======== 给定文本
老板，想问下你关于 AAC 的相关格式参考？

JimmyVV commented 7 years ago

你的 flv-demuxer.js 里面对 AAC 做了相关的解析，但是有一部分涉及到了浏览器这一块。具体代码为：

 if (userAgent.indexOf('firefox') !== -1) {
            // firefox: use SBR (HE-AAC) if freq less than 24kHz
            if (samplingIndex >= 6) {
                audioObjectType = 5;
                config = new Array(4);
                extensionSamplingIndex = samplingIndex - 3;
            } else {  // use LC-AAC
                audioObjectType = 2;
                config = new Array(2);
                extensionSamplingIndex = samplingIndex;
            }
        } else if (userAgent.indexOf('android') !== -1) {
            // android: always use LC-AAC
            audioObjectType = 2;
            config = new Array(2);
            extensionSamplingIndex = samplingIndex;
        } else {
            // for other browsers, e.g. chrome...
            // Always use HE-AAC to make it easier to switch aac codec profile
            audioObjectType = 5;
            extensionSamplingIndex = samplingIndex;
            config = new Array(4);

            if (samplingIndex >= 6) {
                extensionSamplingIndex = samplingIndex - 3;
            } else if (channelConfig === 1) {  // Mono channel
                audioObjectType = 2;
                config = new Array(2);
                extensionSamplingIndex = samplingIndex;
            }
        }

想问一下，您这个的关于 HE-ACC 和 LC-ACC 的相关处理是参考那个文档的。我查阅了一下 ISO/IEC part3 和 part4 发现里面没有说明 LC-AAC, HE-AAC 里面关于 extensionSamplingIndex 的处理。

xqq commented 7 years ago

是针对浏览器的workaround，参考hls.js

JimmyVV commented 7 years ago

xqq 大神，还是有几个问题想请教你一下。特别是关于 MP4 remux 这一块。我有点不理解相关的概念。能不能邮箱交流一下。我是腾讯 Now 直播的前端，关于这一块很有兴趣。望不舍赐教。
================
======== 数据内容
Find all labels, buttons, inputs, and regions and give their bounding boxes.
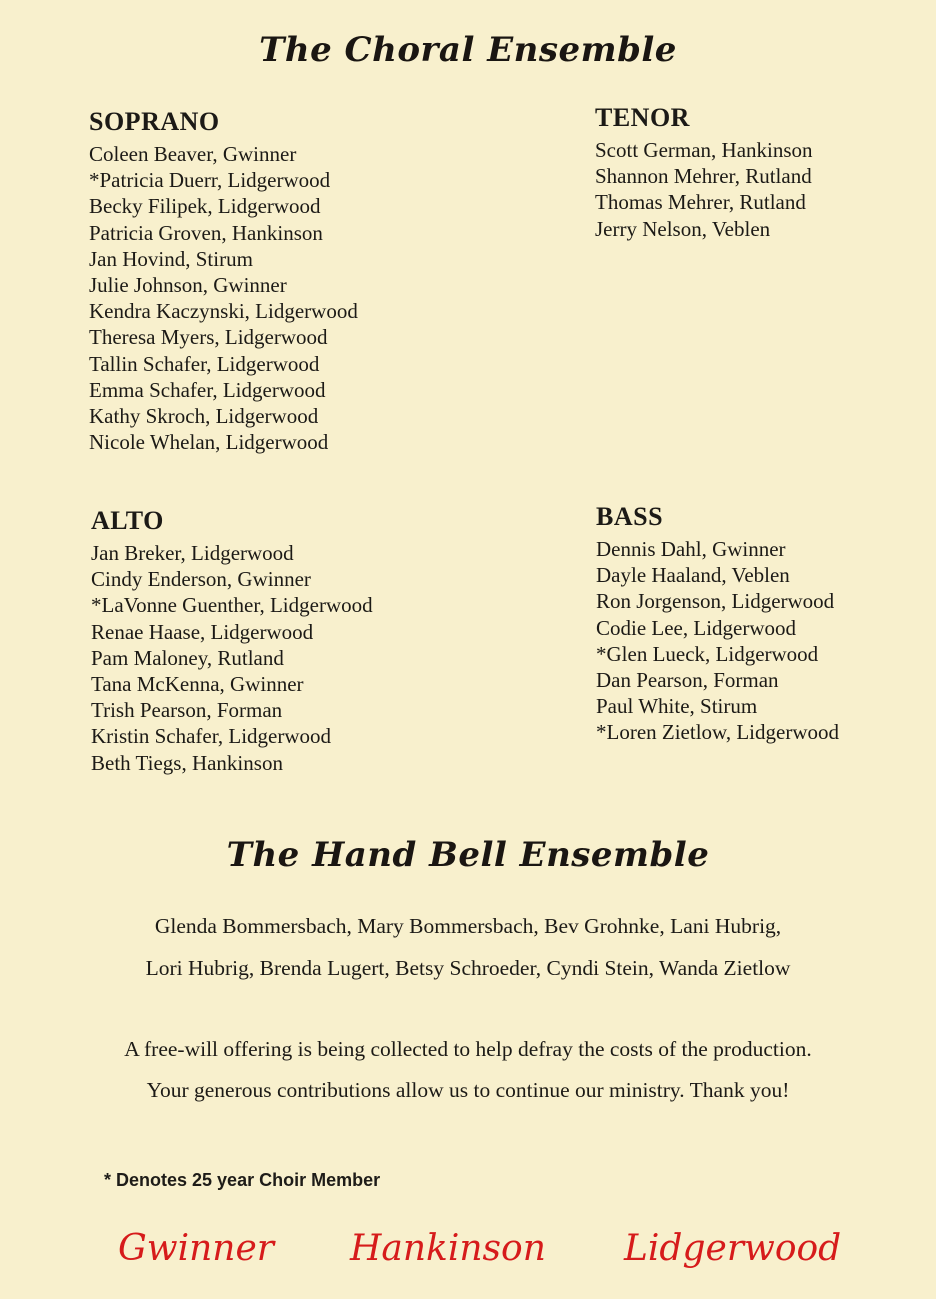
================
◆ 问题与任务:
a) 在关于 AAC 处理的讨论中，xqq 说这段针对浏览器的处理参考了什么？
b) 根据关于 AAC 处理的讨论，判断下列说法是否正确，并逐条引用原文中起决定作用的字句：(i) 在 Firefox 中，频率低于 24kHz 时使用 HE-AAC；(ii) JimmyVV 在 ISO/IEC part3 和 part4 中找到了关于 extensionSamplingIndex 处理的说明；(iii) JimmyVV 希望通过邮箱与 xqq 交流。
c) 接着关于 AAC 处理的讨论，从最后一句之后往下写。
这些任务用不到数据。

◆ 参考答案:
a) 参考了 hls.js。

b)
(i) 是。“firefox: use SBR (HE-AAC) if freq less than 24kHz”
(ii) 否。“发现里面没有说明 LC-AAC, HE-AAC 里面关于 extensionSamplingIndex 的处理”
(iii) 是。“能不能邮箱交流一下”

c)
xqq commented 7 years ago

welcome

JimmyVV commented 7 years ago

想问一下，您在计算 MP4 这一块的时候，dtsCorrection 是怎么计算出来的呢？没有看懂这里。你具体代码有：

if (dtsCorrection == undefined) {
                if (this._videoNextDts == undefined) {
                    if (this._videoSegmentInfoList.isEmpty()) {
                        dtsCorrection = 0;
                    } else {
                        let lastSample = this._videoSegmentInfoList.getLastSampleBefore(originalDts);
                        if (lastSample != null) {
                            let distance = (originalDts - (lastSample.originalDts + lastSample.duration));
                            if (distance <= 3) {
                                distance = 0;
                            }
                            let expectedDts = lastSample.dts + lastSample.duration + distance;
                            dtsCorrection = originalDts - expectedDts;
                        } else {  // lastSample == null
                            dtsCorrection = 0;
                        }
                    }
                } else {
                    dtsCorrection = originalDts - this._videoNextDts;
                }
            }

xqq commented 7 years ago

本质上，是要把这批 packets 中第一个 packet 的时间戳，修正到紧跟上一批 packets 末尾的位置算出差值，后面所有 packet 时间戳做相应平移

如果 videoNextDts 为 undefined (因一些原因被reset)，则从 segments 信息表中搜索时间轴上前一个 segment 的信息，根据其最后一个 packet 决定

JimmyVV commented 7 years ago

非常感谢您的回答~

那如果仅仅只是针对于固有文件解码而言，则就不需要了吧？

这么做有业务场景吗？是针对直播，还是其他场景当中呢？

xqq commented 7 years ago

手工 remux、喂给 MSE 的场景，必须得这样修时间戳

因为 MSE 接受的 fmp4，每个 segment 最后一个 packet 的 sampleDuration 往往是复制前一个 packet 的 sampleDuration，会造成 +-1~2ms 的误差。而 MSE 严格要求连续的 segments 之间不能有时间戳间隙

Shan-Ye commented 7 years ago

dtsCorrection是为了保证让浏览器认为数据是连续性的，dts是表顺序性的，而不是表时间性的概念。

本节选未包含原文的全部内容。